Express each line of the rows below as one string in a JSON list. Leave out blank lines.

**** Information supplied ****

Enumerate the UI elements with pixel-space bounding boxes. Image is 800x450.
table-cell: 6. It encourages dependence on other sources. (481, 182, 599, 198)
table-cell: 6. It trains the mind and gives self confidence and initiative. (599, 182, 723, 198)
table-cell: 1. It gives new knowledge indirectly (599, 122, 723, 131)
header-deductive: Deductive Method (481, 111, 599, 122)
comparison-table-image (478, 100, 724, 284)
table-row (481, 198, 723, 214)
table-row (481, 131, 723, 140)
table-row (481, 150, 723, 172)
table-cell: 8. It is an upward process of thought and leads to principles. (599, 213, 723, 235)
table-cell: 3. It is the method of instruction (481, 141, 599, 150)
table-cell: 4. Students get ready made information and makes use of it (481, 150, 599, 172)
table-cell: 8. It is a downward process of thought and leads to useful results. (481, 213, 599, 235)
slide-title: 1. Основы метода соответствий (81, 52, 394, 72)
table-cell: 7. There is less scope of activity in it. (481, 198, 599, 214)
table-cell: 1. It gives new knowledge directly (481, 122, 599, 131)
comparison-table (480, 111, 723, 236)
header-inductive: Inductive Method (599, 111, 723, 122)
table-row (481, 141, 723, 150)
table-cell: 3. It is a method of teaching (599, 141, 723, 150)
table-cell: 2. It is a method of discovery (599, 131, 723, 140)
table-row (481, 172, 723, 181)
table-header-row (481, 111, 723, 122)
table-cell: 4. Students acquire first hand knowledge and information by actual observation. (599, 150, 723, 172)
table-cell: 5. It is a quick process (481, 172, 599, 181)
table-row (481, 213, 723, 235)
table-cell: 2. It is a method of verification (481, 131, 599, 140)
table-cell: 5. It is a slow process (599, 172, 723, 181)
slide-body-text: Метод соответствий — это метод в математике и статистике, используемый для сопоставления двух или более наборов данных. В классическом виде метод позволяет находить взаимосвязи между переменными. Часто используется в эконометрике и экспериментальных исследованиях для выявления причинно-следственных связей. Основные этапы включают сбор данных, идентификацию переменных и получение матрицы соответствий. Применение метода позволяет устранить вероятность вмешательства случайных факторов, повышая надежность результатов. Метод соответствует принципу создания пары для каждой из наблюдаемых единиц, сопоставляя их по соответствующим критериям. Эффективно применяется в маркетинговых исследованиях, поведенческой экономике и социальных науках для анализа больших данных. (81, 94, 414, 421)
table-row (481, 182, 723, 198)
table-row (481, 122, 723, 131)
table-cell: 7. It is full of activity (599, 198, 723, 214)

****

_Full solution_
[
  "Enumerate the UI elements with pixel-space bounding boxes. Image is 800x450.",
  "table-cell: 6. It encourages dependence on other sources. (481, 182, 599, 198)",
  "table-cell: 6. It trains the mind and gives self confidence and initiative. (599, 182, 723, 198)",
  "table-cell: 1. It gives new knowledge indirectly (599, 122, 723, 131)",
  "header-deductive: Deductive Method (481, 111, 599, 122)",
  "comparison-table-image (478, 100, 724, 284)",
  "table-row (481, 198, 723, 214)",
  "table-row (481, 131, 723, 140)",
  "table-row (481, 150, 723, 172)",
  "table-cell: 8. It is an upward process of thought and leads to principles. (599, 213, 723, 235)",
  "table-cell: 3. It is the method of instruction (481, 141, 599, 150)",
  "table-cell: 4. Students get ready made information and makes use of it (481, 150, 599, 172)",
  "table-cell: 8. It is a downward process of thought and leads to useful results. (481, 213, 599, 235)",
  "slide-title: 1. Основы метода соответствий (81, 52, 394, 72)",
  "table-cell: 7. There is less scope of activity in it. (481, 198, 599, 214)",
  "table-cell: 1. It gives new knowledge directly (481, 122, 599, 131)",
  "comparison-table (480, 111, 723, 236)",
  "header-inductive: Inductive Method (599, 111, 723, 122)",
  "table-row (481, 141, 723, 150)",
  "table-cell: 3. It is a method of teaching (599, 141, 723, 150)",
  "table-cell: 2. It is a method of discovery (599, 131, 723, 140)",
  "table-row (481, 172, 723, 181)",
  "table-header-row (481, 111, 723, 122)",
  "table-cell: 4. Students acquire first hand knowledge and information by actual observation. (599, 150, 723, 172)",
  "table-cell: 5. It is a quick process (481, 172, 599, 181)",
  "table-row (481, 213, 723, 235)",
  "table-cell: 2. It is a method of verification (481, 131, 599, 140)",
  "table-cell: 5. It is a slow process (599, 172, 723, 181)",
  "slide-body-text: Метод соответствий — это метод в математике и статистике, используемый для сопоставления двух или более наборов данных. В классическом виде метод позволяет находить взаимосвязи между переменными. Часто используется в эконометрике и экспериментальных исследованиях для выявления причинно-следственных связей. Основные этапы включают сбор данных, идентификацию переменных и получение матрицы соответствий. Применение метода позволяет устранить вероятность вмешательства случайных факторов, повышая надежность результатов. Метод соответствует принципу создания пары для каждой из наблюдаемых единиц, сопоставляя их по соответствующим критериям. Эффективно применяется в маркетинговых исследованиях, поведенческой экономике и социальных науках для анализа больших данных. (81, 94, 414, 421)",
  "table-row (481, 182, 723, 198)",
  "table-row (481, 122, 723, 131)",
  "table-cell: 7. It is full of activity (599, 198, 723, 214)"
]